▶ _TASK BRIEF_: Copy all entries without alteration and skip the pictures they hold.

------------------------------------------------------------------------

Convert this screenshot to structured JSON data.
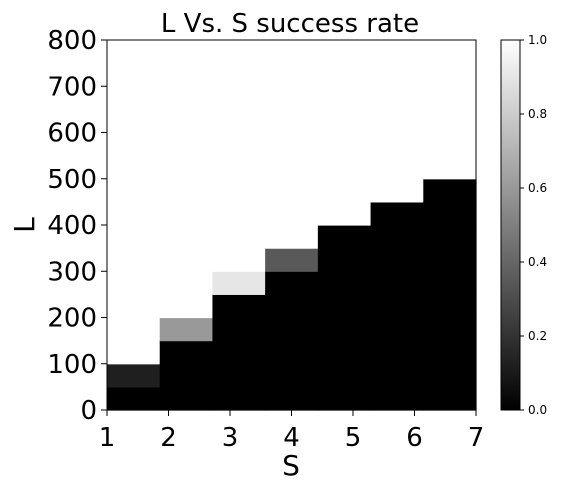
{
  "chart_data": {
    "type": "heatmap",
    "title": "L Vs. S success rate",
    "xlabel": "S",
    "ylabel": "L",
    "xlim": [
      1,
      7
    ],
    "ylim": [
      0,
      800
    ],
    "x_ticks": [
      "1",
      "2",
      "3",
      "4",
      "5",
      "6",
      "7"
    ],
    "y_ticks": [
      "0",
      "100",
      "200",
      "300",
      "400",
      "500",
      "600",
      "700",
      "800"
    ],
    "colormap": "gray",
    "colorbar": {
      "range": [
        0.0,
        1.0
      ],
      "ticks": [
        "0.0",
        "0.2",
        "0.4",
        "0.6",
        "0.8",
        "1.0"
      ]
    },
    "s_values": [
      1,
      2,
      3,
      4,
      5,
      6,
      7
    ],
    "l_values": [
      0,
      50,
      100,
      150,
      200,
      250,
      300,
      350,
      400,
      450,
      500,
      550,
      600,
      650,
      700,
      750,
      800
    ],
    "success_rate": [
      [
        0.0,
        0.12,
        1.0,
        1.0,
        1.0,
        1.0,
        1.0,
        1.0,
        1.0,
        1.0,
        1.0,
        1.0,
        1.0,
        1.0,
        1.0,
        1.0
      ],
      [
        0.0,
        0.0,
        0.0,
        0.6,
        1.0,
        1.0,
        1.0,
        1.0,
        1.0,
        1.0,
        1.0,
        1.0,
        1.0,
        1.0,
        1.0,
        1.0
      ],
      [
        0.0,
        0.0,
        0.0,
        0.0,
        0.0,
        0.9,
        1.0,
        1.0,
        1.0,
        1.0,
        1.0,
        1.0,
        1.0,
        1.0,
        1.0,
        1.0
      ],
      [
        0.0,
        0.0,
        0.0,
        0.0,
        0.0,
        0.0,
        0.35,
        1.0,
        1.0,
        1.0,
        1.0,
        1.0,
        1.0,
        1.0,
        1.0,
        1.0
      ],
      [
        0.0,
        0.0,
        0.0,
        0.0,
        0.0,
        0.0,
        0.0,
        0.0,
        1.0,
        1.0,
        1.0,
        1.0,
        1.0,
        1.0,
        1.0,
        1.0
      ],
      [
        0.0,
        0.0,
        0.0,
        0.0,
        0.0,
        0.0,
        0.0,
        0.0,
        0.0,
        1.0,
        1.0,
        1.0,
        1.0,
        1.0,
        1.0,
        1.0
      ],
      [
        0.0,
        0.0,
        0.0,
        0.0,
        0.0,
        0.0,
        0.0,
        0.0,
        0.0,
        0.0,
        1.0,
        1.0,
        1.0,
        1.0,
        1.0,
        1.0
      ]
    ],
    "grid": false
  }
}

------------------------------------------------------------------------

▶ _EXERCISE SOLUTION_:
Convert this screenshot to structured JSON data.
{
  "chart_data": {
    "type": "heatmap",
    "title": "L Vs. S success rate",
    "xlabel": "S",
    "ylabel": "L",
    "xlim": [
      1,
      7
    ],
    "ylim": [
      0,
      800
    ],
    "x_ticks": [
      "1",
      "2",
      "3",
      "4",
      "5",
      "6",
      "7"
    ],
    "y_ticks": [
      "0",
      "100",
      "200",
      "300",
      "400",
      "500",
      "600",
      "700",
      "800"
    ],
    "colormap": "gray",
    "colorbar": {
      "range": [
        0.0,
        1.0
      ],
      "ticks": [
        "0.0",
        "0.2",
        "0.4",
        "0.6",
        "0.8",
        "1.0"
      ]
    },
    "s_values": [
      1,
      2,
      3,
      4,
      5,
      6,
      7
    ],
    "l_values": [
      0,
      50,
      100,
      150,
      200,
      250,
      300,
      350,
      400,
      450,
      500,
      550,
      600,
      650,
      700,
      750,
      800
    ],
    "success_rate": [
      [
        0.0,
        0.12,
        1.0,
        1.0,
        1.0,
        1.0,
        1.0,
        1.0,
        1.0,
        1.0,
        1.0,
        1.0,
        1.0,
        1.0,
        1.0,
        1.0
      ],
      [
        0.0,
        0.0,
        0.0,
        0.6,
        1.0,
        1.0,
        1.0,
        1.0,
        1.0,
        1.0,
        1.0,
        1.0,
        1.0,
        1.0,
        1.0,
        1.0
      ],
      [
        0.0,
        0.0,
        0.0,
        0.0,
        0.0,
        0.9,
        1.0,
        1.0,
        1.0,
        1.0,
        1.0,
        1.0,
        1.0,
        1.0,
        1.0,
        1.0
      ],
      [
        0.0,
        0.0,
        0.0,
        0.0,
        0.0,
        0.0,
        0.35,
        1.0,
        1.0,
        1.0,
        1.0,
        1.0,
        1.0,
        1.0,
        1.0,
        1.0
      ],
      [
        0.0,
        0.0,
        0.0,
        0.0,
        0.0,
        0.0,
        0.0,
        0.0,
        1.0,
        1.0,
        1.0,
        1.0,
        1.0,
        1.0,
        1.0,
        1.0
      ],
      [
        0.0,
        0.0,
        0.0,
        0.0,
        0.0,
        0.0,
        0.0,
        0.0,
        0.0,
        1.0,
        1.0,
        1.0,
        1.0,
        1.0,
        1.0,
        1.0
      ],
      [
        0.0,
        0.0,
        0.0,
        0.0,
        0.0,
        0.0,
        0.0,
        0.0,
        0.0,
        0.0,
        1.0,
        1.0,
        1.0,
        1.0,
        1.0,
        1.0
      ]
    ],
    "grid": false
  }
}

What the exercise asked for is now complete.